• Task
Every line below that contains "should" is to be copied.

Items from a data source:
* * * * *
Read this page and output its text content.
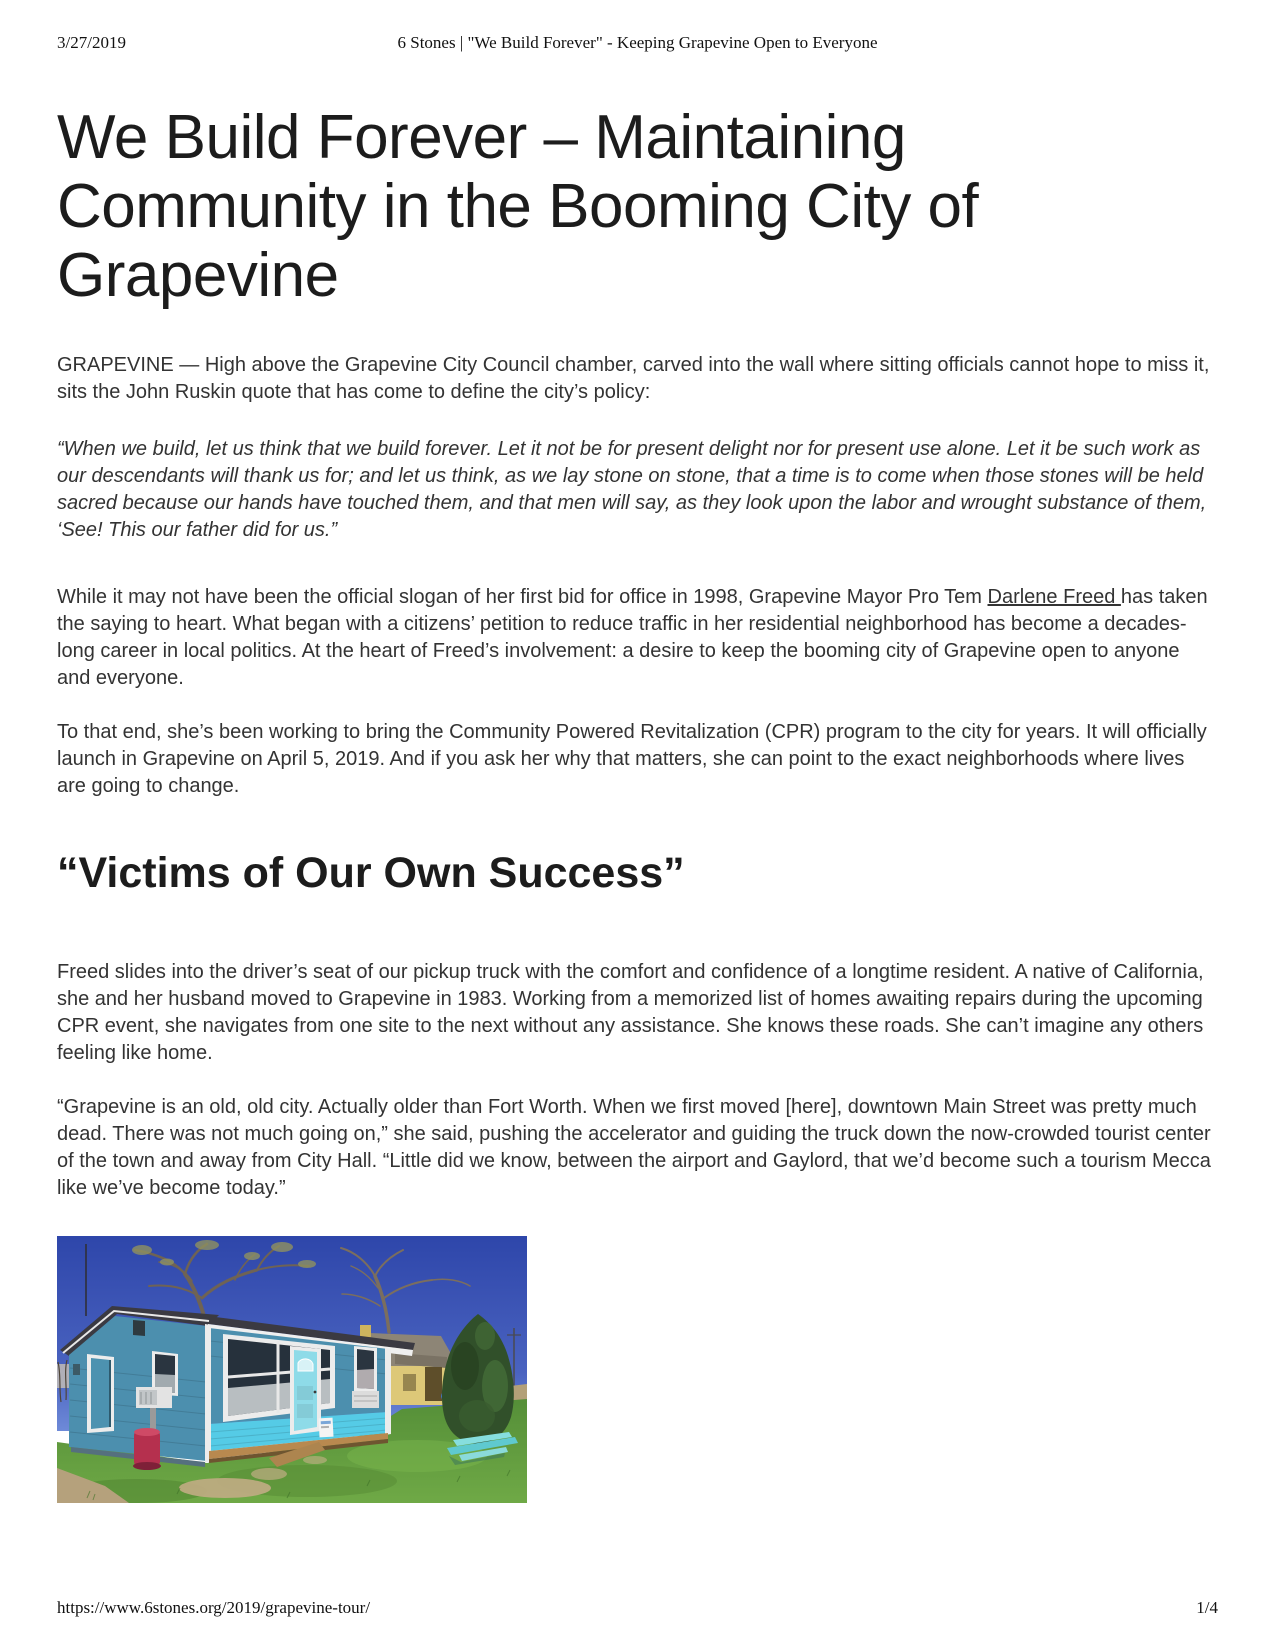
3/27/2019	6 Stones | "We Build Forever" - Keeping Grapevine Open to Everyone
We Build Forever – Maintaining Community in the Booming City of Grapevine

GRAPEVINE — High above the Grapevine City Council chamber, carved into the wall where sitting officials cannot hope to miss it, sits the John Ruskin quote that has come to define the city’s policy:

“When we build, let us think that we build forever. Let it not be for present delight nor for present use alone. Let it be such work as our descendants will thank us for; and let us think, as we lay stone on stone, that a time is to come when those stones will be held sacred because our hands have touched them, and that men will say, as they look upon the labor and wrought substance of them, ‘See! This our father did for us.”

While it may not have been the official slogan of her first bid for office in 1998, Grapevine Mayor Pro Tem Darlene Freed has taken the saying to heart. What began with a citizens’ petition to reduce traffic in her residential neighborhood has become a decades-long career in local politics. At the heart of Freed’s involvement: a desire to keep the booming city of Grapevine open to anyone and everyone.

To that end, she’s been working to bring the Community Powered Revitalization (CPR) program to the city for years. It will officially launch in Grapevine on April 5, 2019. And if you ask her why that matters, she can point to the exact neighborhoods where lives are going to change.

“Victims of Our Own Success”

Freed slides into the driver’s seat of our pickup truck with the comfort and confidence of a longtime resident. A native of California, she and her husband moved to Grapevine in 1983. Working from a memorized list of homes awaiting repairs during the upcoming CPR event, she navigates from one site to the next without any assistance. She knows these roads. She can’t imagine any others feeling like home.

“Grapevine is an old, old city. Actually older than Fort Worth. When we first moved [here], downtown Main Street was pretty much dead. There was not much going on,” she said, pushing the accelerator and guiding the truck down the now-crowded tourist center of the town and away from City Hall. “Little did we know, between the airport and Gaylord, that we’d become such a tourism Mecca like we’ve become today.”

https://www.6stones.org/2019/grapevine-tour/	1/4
* * * * *
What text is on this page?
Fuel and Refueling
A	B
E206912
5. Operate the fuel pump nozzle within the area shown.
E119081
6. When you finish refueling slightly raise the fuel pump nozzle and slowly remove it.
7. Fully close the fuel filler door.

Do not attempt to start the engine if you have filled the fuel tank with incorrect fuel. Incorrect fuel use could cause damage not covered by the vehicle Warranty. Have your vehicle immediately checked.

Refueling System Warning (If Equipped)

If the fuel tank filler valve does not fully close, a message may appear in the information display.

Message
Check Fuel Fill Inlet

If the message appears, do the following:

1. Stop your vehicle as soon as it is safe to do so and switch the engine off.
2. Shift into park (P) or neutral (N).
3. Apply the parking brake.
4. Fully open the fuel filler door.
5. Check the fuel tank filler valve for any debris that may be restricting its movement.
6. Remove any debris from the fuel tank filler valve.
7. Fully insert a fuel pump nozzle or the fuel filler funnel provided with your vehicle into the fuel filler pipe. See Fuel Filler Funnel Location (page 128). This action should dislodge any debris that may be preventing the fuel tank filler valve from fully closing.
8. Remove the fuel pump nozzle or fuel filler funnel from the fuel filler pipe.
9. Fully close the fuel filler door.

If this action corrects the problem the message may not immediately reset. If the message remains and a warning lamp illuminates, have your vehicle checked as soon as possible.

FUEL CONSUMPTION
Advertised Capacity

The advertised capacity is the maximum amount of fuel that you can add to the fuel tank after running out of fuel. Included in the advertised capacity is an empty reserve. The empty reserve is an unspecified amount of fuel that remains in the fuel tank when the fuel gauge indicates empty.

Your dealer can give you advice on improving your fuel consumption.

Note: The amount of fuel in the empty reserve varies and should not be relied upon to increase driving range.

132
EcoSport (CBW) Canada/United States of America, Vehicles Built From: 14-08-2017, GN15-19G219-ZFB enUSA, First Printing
* * * * *
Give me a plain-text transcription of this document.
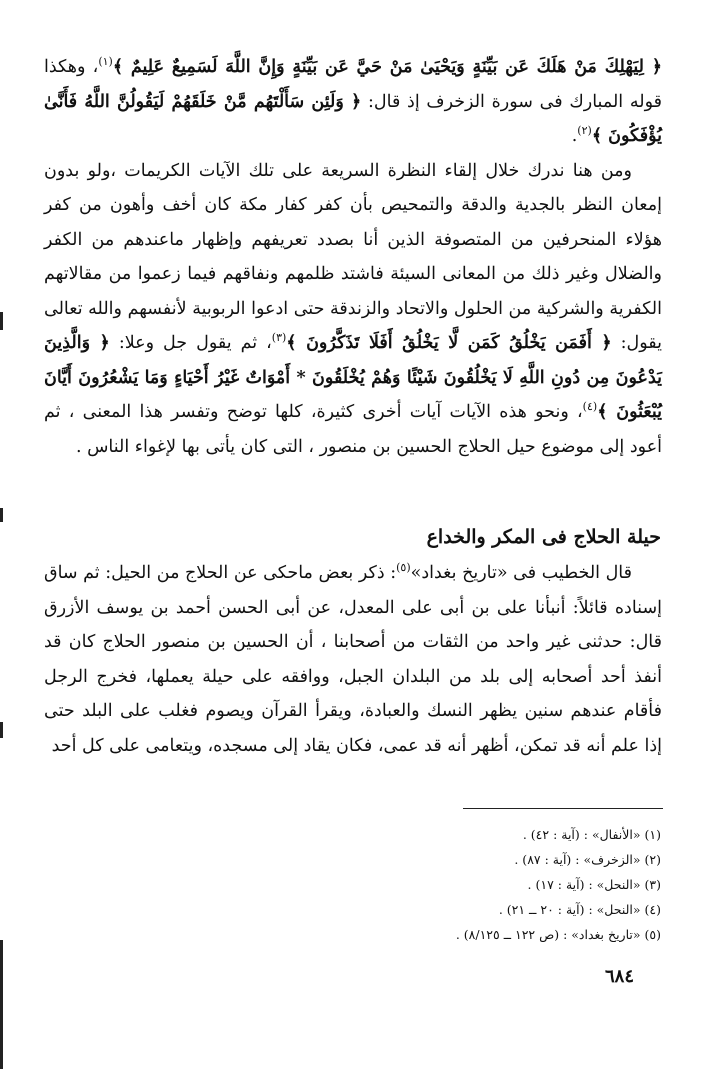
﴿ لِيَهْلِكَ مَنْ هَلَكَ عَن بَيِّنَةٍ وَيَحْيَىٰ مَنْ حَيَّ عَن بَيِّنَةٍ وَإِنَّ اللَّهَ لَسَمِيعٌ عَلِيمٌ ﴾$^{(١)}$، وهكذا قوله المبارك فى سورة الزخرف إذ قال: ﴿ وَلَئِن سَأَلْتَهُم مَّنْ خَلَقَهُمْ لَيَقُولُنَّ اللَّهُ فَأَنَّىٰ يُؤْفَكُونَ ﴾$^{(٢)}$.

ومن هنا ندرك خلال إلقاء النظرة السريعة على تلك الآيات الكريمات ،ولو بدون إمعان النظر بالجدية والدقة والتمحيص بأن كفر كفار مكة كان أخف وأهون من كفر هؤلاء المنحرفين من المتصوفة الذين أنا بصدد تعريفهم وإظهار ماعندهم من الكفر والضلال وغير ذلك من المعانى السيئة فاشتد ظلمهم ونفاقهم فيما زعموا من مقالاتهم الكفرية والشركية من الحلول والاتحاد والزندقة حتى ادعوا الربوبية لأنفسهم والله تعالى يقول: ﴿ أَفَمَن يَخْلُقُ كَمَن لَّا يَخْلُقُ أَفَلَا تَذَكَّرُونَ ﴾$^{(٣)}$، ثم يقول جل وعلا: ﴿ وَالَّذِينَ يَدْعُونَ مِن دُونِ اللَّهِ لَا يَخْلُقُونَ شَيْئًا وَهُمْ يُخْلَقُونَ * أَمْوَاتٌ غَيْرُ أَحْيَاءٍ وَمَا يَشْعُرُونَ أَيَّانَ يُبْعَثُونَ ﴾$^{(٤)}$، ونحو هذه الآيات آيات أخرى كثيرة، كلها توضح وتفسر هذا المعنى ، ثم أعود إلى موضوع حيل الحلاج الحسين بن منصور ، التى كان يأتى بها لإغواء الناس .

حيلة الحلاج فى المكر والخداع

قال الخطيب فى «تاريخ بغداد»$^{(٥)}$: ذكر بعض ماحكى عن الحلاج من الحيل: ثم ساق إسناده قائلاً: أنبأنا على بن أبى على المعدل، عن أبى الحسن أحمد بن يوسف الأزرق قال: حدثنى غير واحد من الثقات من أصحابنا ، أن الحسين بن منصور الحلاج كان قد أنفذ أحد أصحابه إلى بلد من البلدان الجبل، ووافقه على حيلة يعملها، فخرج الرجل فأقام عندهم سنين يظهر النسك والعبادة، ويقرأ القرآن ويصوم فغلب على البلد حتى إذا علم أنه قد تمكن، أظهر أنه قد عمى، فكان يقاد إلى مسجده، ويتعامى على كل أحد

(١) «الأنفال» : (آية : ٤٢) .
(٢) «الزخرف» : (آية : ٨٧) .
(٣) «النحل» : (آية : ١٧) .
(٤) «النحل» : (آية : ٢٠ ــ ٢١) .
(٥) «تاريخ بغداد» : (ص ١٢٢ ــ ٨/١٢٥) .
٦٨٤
* * * * *
• Exercise answer
7. Fully insert a fuel pump nozzle or the fuel filler funnel provided with your vehicle into the fuel filler pipe. See Fuel Filler Funnel Location (page 128). This action should dislodge any debris that may be preventing the fuel tank filler valve from fully closing.
Note: The amount of fuel in the empty reserve varies and should not be relied upon to increase driving range.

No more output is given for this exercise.